Set task: Lay out the part of the entries that opens with the line containing "Patent image size: (1336, 918)." and closes with the line containing "The bottom annular rim 122 is at (887, 487)." as a Markdown table with the columns No. and Text. Number each row and leave out blank lines.
--- Source material ---
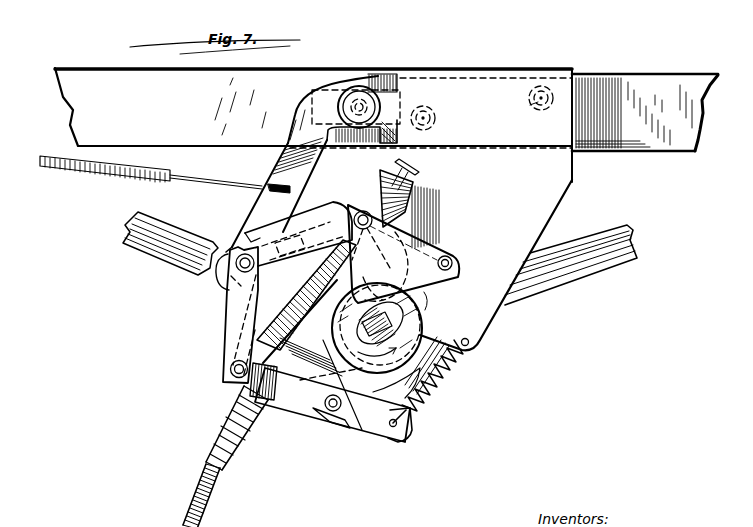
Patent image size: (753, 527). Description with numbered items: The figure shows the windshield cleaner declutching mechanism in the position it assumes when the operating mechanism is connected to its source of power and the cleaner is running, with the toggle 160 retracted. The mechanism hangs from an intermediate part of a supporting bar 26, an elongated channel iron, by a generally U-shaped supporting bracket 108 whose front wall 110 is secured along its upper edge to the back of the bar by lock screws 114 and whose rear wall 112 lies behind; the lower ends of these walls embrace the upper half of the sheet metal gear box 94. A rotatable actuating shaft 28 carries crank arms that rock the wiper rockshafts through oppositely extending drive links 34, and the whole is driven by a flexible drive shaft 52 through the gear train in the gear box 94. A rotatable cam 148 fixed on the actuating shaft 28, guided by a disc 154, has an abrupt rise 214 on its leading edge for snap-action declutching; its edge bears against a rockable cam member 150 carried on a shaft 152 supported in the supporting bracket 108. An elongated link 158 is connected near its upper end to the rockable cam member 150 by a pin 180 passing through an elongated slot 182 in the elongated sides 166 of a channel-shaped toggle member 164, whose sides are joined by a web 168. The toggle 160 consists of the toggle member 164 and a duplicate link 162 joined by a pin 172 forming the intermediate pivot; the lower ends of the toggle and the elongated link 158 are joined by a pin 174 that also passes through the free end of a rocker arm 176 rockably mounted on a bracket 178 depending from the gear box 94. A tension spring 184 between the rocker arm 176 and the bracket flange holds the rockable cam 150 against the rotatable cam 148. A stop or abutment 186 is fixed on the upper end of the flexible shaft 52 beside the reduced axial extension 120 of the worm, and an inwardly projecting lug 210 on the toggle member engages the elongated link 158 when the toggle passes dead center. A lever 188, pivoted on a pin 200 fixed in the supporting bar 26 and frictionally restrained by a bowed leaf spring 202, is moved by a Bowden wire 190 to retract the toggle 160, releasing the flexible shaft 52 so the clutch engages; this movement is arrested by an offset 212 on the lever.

The supporting bar 26 is at (648, 142).
The actuating shaft 28 is at (380, 340).
The drive links 34 is at (135, 244).
The flexible drive shaft 52 is at (212, 490).
The gear box 94 is at (432, 385).
The supporting bracket 108 is at (576, 99).
The front wall 110 is at (533, 110).
The rear wall 112 is at (516, 60).
The lock screws 114 is at (437, 128).
The reduced axial extension 120 is at (423, 130).
The rotatable cams 148 is at (434, 300).
The rockable cam members 150 is at (437, 242).
The shaft 152 is at (451, 260).
The disc 154 is at (480, 330).
The elongated link 158 is at (265, 309).
The toggle 160 is at (236, 238).
The duplicate links 162 is at (230, 338).
The channel-shaped member 164 is at (350, 208).
The elongated sides 166 is at (290, 241).
The web 168 is at (335, 208).
The pins 172 is at (226, 274).
The pins 174 is at (229, 370).
The rocker arms 176 is at (383, 428).
The bracket 178 is at (345, 418).
The pins 180 is at (428, 210).
The elongated slots 182 is at (403, 254).
The tension springs 184 is at (425, 393).
The stop or abutment 186 is at (412, 178).
The lever 188 is at (275, 167).
The Bowden wire 190 is at (165, 182).
The pin 200 is at (356, 88).
The bowed leaf spring 202 is at (382, 78).
The lug 210 is at (240, 237).
The offset 212 is at (300, 137).
The abrupt rise 214 is at (375, 296).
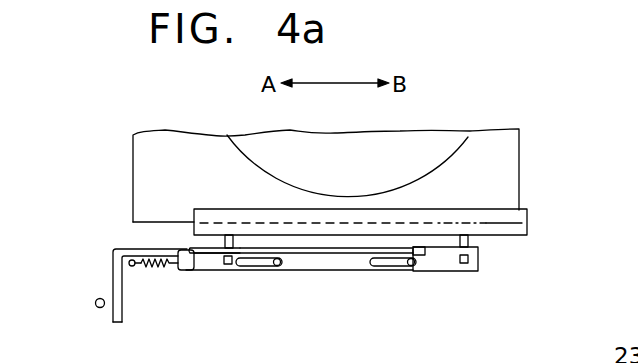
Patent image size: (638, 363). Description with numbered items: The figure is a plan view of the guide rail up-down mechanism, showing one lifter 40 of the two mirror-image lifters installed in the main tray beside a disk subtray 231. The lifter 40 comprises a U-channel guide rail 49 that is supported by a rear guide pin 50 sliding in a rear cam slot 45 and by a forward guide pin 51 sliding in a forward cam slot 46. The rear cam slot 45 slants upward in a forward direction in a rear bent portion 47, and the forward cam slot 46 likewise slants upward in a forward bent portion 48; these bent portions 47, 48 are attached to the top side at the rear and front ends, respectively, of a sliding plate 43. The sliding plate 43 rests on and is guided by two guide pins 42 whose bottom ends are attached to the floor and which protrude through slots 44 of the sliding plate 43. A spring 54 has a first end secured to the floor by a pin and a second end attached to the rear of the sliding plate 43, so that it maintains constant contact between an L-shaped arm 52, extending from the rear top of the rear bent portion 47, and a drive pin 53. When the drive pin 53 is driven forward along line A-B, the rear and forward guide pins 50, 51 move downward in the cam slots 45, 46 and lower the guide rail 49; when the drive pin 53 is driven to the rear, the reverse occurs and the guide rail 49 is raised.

The disk subtray 231 is at (497, 160).
The guide rail 49 is at (532, 216).
The forward bent portion 48 is at (437, 238).
The lifter 40 is at (560, 231).
The rear guide pin 50 is at (236, 236).
The forward guide pin 51 is at (470, 243).
The rear bent portion 47 is at (193, 247).
The sliding plate 43 is at (357, 268).
The slot 44 is at (260, 265).
The guide pin 42 is at (279, 266).
The forward cam slot 46 is at (428, 250).
The rear cam slot 45 is at (191, 252).
The L-shaped arm 52 is at (112, 262).
The drive pin 53 is at (96, 306).
The spring 54 is at (162, 266).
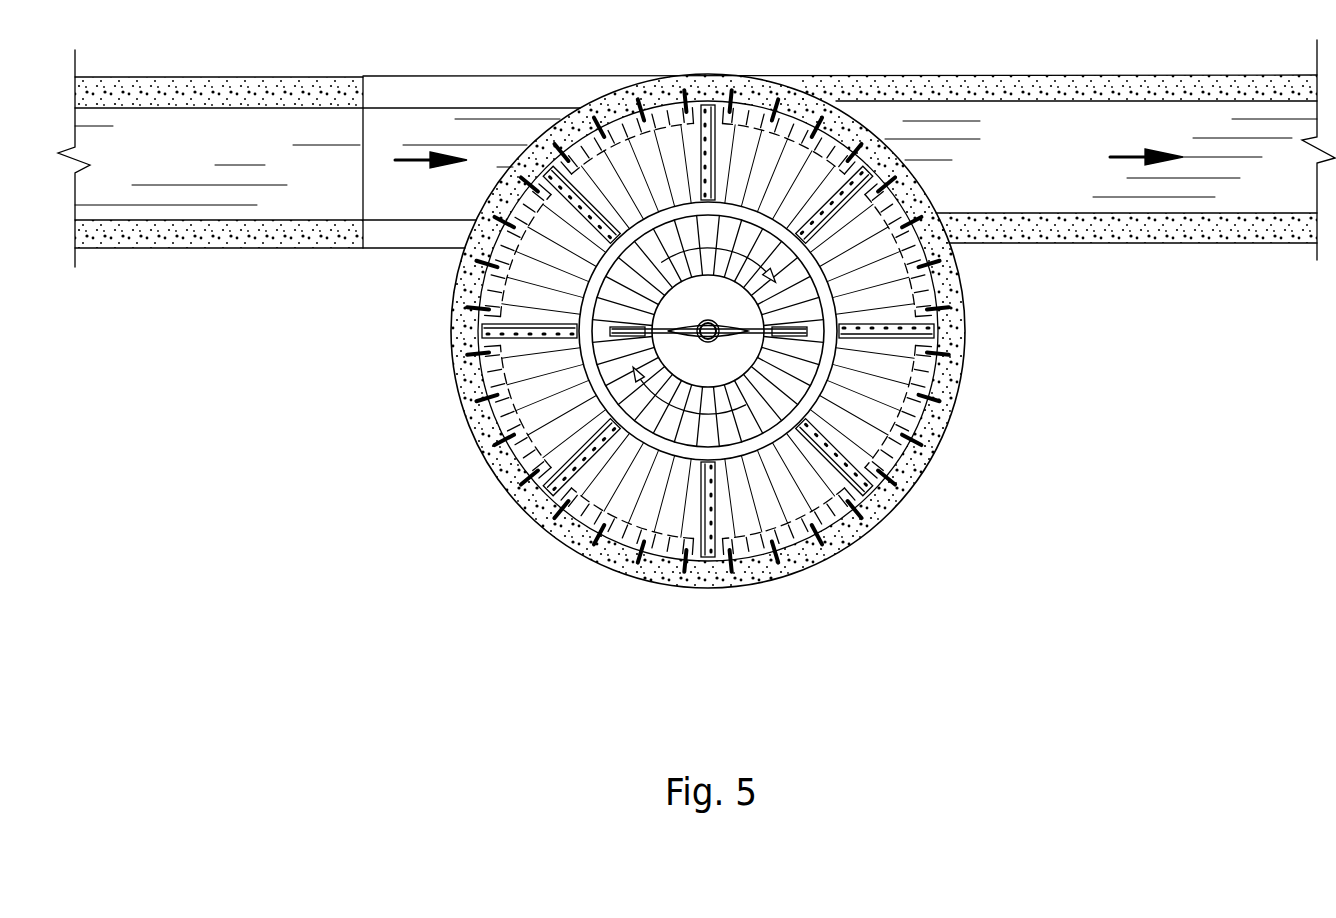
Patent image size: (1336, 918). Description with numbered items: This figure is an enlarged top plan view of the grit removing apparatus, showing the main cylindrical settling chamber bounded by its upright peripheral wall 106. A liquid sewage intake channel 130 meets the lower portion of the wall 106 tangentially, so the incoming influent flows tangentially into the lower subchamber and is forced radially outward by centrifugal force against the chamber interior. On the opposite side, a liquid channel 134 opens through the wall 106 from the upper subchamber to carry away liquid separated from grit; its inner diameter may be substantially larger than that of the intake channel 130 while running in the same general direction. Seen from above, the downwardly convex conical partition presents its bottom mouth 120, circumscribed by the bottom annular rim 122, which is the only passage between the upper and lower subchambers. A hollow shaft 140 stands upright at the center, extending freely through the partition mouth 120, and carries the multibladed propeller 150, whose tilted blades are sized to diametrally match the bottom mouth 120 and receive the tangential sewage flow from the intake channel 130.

The upright peripheral wall 106 is at (510, 468).
The bottom mouth 120 is at (666, 438).
The bottom annular rim 122 is at (887, 487).
The liquid sewage intake channel 130 is at (140, 239).
The liquid channel 134 is at (1195, 243).
The hollow shaft 140 is at (708, 345).
The multibladed propeller 150 is at (774, 352).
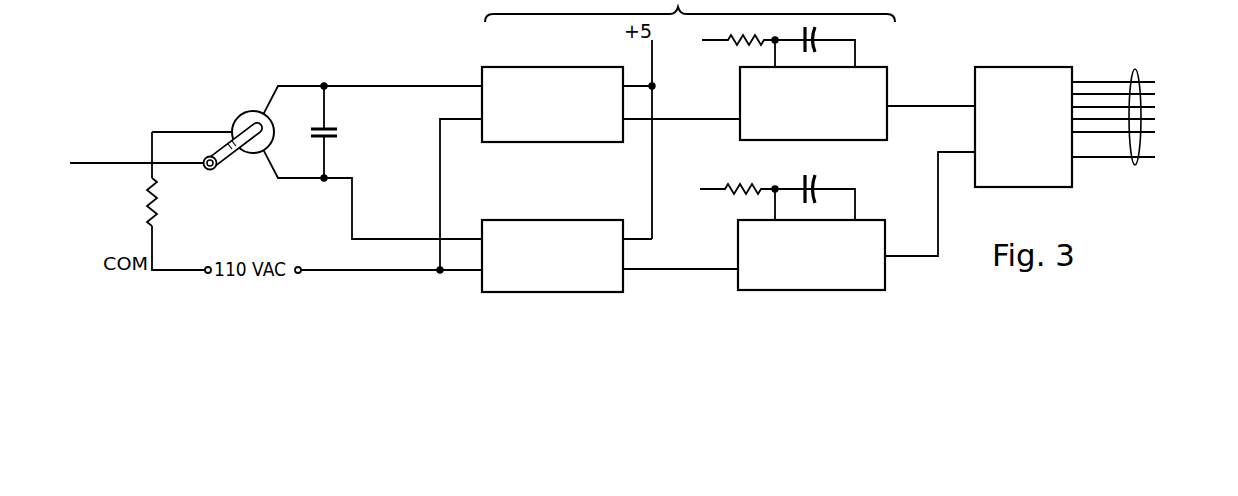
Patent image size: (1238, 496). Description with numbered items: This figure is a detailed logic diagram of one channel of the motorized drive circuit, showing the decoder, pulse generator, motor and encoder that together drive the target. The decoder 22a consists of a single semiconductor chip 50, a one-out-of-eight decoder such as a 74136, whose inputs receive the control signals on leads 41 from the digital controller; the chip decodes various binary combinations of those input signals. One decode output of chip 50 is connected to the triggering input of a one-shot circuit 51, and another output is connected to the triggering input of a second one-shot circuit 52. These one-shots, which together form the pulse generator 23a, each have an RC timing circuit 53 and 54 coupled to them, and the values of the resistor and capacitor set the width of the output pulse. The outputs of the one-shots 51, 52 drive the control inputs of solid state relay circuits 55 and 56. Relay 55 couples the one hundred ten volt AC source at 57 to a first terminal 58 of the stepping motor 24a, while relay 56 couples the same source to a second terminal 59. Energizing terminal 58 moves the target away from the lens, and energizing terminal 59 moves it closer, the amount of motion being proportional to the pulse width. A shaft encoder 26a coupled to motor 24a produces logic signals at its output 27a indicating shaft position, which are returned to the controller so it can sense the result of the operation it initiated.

The address decoder 22a is at (1052, 50).
The pulse generator 23a is at (690, 11).
The stepping motor 24a is at (247, 117).
The shaft encoder 26a is at (217, 170).
The encoder output 27a is at (130, 160).
The leads 41 is at (1137, 73).
The semiconductor chip 50 is at (977, 97).
The one-shot circuit 51 is at (867, 67).
The second one-shot circuit 52 is at (862, 218).
The RC timing circuit 53 is at (772, 42).
The RC timing circuit 54 is at (768, 198).
The solid state relay circuit 55 is at (573, 65).
The solid state relay circuit 56 is at (585, 218).
The 110 volt AC source 57 is at (415, 268).
The first motor terminal 58 is at (293, 83).
The second motor terminal 59 is at (293, 180).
---
Finished exercise:
| No. | Text |
|---|---|
| 1 | Patent image size: (1336, 918). Description with numbered items: This figure is an enlarged top plan view of the grit removing apparatus, showing the main cylindrical settling chamber bounded by its upright peripheral wall 106. A liquid sewage intake channel 130 meets the lower portion of the wall 106 tangentially, so the incoming influent flows tangentially into the lower subchamber and is forced radially outward by centrifugal force against the chamber interior. On the opposite side, a liquid channel 134 opens through the wall 106 from the upper subchamber to carry away liquid separated from grit; its inner diameter may be substantially larger than that of the intake channel 130 while running in the same general direction. Seen from above, the downwardly convex conical partition presents its bottom mouth 120, circumscribed by the bottom annular rim 122, which is the only passage between the upper and lower subchambers. A hollow shaft 140 stands upright at the center, extending freely through the partition mouth 120, and carries the multibladed propeller 150, whose tilted blades are sized to diametrally match the bottom mouth 120 and receive the tangential sewage flow from the intake channel 130. |
| 2 | The upright peripheral wall 106 is at (510, 468). |
| 3 | The bottom mouth 120 is at (666, 438). |
| 4 | The bottom annular rim 122 is at (887, 487). |